## begin DATASET ROWS
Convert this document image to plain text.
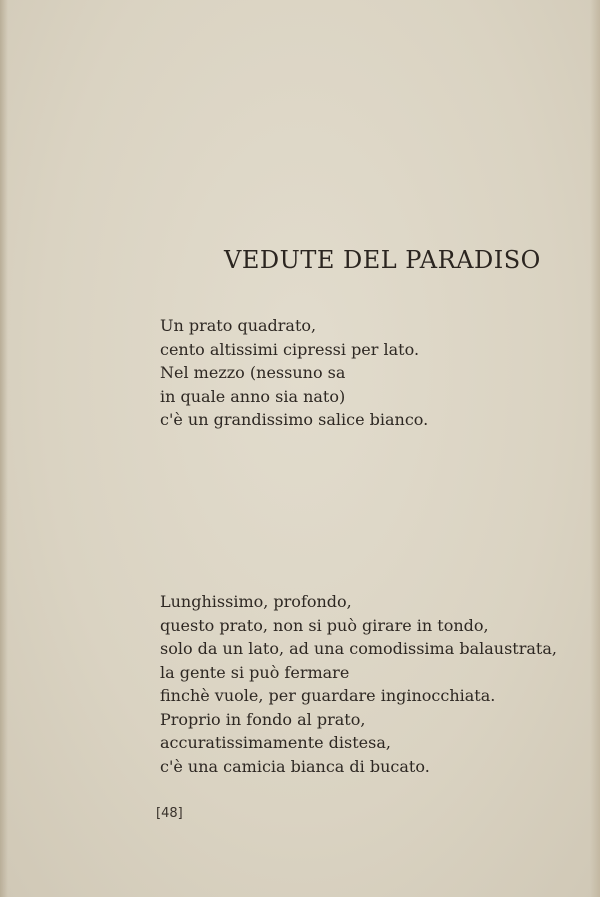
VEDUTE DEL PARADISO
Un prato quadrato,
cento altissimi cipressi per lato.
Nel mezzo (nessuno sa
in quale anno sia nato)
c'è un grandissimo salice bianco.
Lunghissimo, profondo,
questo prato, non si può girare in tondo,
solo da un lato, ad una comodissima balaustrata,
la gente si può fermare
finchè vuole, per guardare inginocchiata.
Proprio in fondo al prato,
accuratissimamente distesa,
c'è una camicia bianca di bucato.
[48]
## end DATASET ROWS
## begin DATASET ROWS
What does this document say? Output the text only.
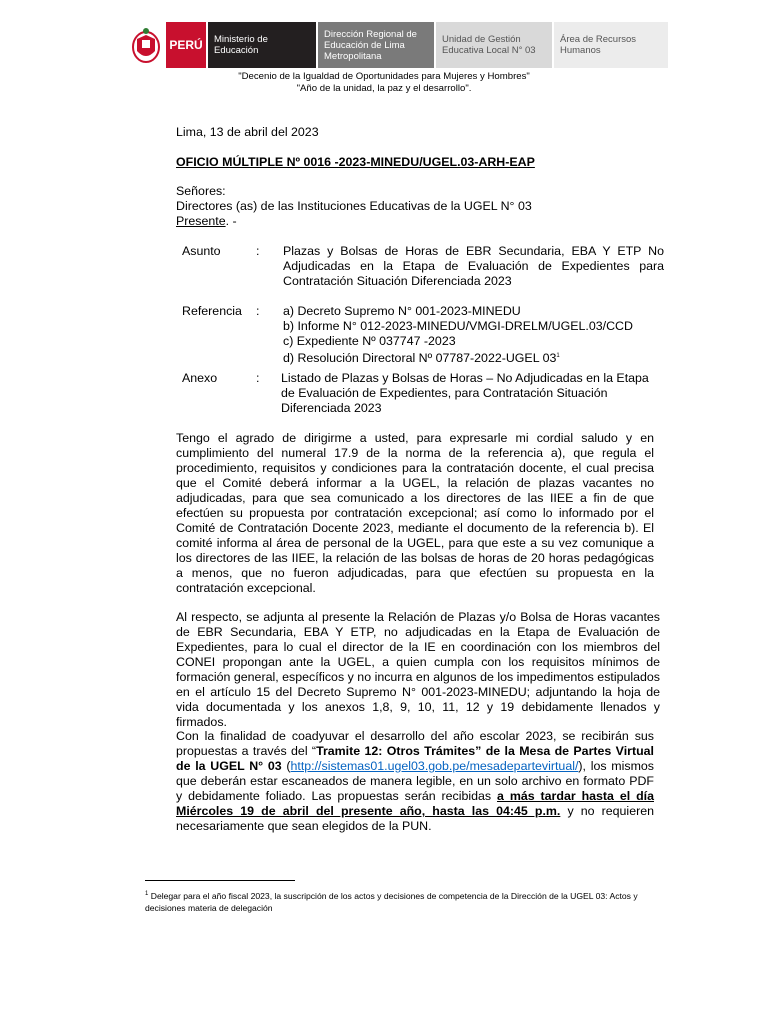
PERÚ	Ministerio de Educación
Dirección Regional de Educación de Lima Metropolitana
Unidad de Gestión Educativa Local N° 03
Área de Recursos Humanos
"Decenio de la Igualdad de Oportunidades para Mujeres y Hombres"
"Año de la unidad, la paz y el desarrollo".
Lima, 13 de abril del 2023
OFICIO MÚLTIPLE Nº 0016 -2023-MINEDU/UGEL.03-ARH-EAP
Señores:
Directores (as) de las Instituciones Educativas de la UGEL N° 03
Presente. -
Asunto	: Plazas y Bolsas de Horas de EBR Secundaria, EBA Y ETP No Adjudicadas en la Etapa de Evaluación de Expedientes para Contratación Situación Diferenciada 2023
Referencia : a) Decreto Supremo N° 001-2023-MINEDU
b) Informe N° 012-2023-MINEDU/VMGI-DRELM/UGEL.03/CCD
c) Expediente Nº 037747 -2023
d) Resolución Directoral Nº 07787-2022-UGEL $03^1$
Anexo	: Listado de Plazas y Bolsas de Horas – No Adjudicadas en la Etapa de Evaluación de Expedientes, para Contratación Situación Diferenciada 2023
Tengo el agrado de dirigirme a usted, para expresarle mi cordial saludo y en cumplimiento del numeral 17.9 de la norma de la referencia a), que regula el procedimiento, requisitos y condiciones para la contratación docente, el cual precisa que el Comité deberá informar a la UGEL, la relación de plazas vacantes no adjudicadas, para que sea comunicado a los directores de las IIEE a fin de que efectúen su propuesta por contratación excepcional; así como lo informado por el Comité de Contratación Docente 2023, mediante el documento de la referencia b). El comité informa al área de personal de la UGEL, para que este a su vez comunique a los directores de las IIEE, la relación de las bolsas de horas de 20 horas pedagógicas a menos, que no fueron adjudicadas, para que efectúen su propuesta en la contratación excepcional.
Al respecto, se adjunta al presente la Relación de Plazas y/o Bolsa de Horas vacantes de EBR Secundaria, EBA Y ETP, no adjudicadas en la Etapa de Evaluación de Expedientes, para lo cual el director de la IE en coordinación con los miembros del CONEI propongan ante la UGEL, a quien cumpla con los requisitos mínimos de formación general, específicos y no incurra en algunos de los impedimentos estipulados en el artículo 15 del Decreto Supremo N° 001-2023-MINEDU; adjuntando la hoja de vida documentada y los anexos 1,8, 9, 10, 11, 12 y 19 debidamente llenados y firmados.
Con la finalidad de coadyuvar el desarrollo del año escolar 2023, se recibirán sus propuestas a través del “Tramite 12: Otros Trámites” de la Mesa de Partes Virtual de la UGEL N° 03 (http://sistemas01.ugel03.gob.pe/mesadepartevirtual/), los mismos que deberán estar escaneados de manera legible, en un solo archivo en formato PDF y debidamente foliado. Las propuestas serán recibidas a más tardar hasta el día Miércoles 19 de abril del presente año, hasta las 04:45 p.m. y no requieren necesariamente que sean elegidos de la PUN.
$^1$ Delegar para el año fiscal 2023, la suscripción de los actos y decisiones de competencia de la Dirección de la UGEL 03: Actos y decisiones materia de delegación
## end DATASET ROWS
▶ [EXERCISE AIM]: Look for the word "lato" and return every line where it occurs.

▶ [TASK OUTPUT]:
cento altissimi cipressi per lato.
solo da un lato, ad una comodissima balaustrata,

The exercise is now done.